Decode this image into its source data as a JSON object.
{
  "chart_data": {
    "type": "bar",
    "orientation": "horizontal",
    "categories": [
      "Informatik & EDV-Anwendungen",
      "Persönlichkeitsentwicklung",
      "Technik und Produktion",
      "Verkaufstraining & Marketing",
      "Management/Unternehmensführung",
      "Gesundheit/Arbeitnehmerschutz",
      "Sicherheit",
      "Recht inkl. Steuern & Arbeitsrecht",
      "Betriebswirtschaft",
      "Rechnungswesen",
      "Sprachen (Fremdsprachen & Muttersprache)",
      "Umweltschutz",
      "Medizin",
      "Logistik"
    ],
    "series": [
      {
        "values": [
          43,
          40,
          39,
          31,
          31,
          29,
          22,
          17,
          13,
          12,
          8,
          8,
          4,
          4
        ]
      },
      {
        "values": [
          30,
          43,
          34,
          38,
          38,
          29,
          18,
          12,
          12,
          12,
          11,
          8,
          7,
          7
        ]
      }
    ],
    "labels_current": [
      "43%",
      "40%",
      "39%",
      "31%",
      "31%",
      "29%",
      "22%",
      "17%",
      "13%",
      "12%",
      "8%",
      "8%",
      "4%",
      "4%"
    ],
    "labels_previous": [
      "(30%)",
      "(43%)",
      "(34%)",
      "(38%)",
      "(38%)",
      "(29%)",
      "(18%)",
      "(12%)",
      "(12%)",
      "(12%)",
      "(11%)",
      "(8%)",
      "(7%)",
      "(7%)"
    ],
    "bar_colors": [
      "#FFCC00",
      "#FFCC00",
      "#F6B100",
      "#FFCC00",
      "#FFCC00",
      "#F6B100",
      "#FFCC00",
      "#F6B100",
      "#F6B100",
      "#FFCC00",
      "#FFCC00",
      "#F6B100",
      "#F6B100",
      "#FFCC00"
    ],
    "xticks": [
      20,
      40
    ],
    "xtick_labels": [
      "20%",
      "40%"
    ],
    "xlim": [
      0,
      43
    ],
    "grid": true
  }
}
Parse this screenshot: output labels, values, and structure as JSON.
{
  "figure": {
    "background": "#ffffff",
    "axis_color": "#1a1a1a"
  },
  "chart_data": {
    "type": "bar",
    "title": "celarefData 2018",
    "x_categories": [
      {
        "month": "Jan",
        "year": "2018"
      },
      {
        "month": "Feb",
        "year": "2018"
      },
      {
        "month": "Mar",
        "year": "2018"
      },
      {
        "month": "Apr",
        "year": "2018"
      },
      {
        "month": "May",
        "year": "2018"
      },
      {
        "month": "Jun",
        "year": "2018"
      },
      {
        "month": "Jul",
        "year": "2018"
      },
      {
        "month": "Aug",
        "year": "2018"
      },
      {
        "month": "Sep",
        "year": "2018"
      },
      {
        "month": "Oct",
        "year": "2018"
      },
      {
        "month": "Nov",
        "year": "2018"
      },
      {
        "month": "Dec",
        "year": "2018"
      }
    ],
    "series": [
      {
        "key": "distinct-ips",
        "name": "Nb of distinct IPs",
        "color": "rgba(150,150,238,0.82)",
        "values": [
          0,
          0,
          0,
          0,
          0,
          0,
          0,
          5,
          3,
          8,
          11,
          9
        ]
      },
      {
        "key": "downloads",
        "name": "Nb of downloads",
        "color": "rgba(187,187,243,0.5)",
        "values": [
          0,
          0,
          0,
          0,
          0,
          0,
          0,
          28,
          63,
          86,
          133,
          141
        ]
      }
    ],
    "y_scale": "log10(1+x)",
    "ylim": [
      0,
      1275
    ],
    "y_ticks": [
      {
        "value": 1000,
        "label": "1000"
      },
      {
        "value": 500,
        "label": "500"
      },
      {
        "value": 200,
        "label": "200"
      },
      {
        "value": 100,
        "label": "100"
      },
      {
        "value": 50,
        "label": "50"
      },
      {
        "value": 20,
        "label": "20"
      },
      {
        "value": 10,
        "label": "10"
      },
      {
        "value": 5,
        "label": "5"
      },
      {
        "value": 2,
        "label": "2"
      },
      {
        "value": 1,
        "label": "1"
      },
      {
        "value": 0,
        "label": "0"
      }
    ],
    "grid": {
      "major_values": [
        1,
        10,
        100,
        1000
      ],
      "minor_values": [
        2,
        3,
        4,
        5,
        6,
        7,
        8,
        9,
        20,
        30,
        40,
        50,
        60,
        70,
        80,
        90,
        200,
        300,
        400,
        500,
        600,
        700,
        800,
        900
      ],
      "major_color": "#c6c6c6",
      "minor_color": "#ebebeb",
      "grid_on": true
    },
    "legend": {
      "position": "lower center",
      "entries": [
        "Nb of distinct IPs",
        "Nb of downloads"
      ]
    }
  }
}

• [Aim]
Review the preceding data and report every line that includes the string "distinct".

• [Exercise output]
        "key": "distinct-ips",
        "name": "Nb of distinct IPs",
        "Nb of distinct IPs",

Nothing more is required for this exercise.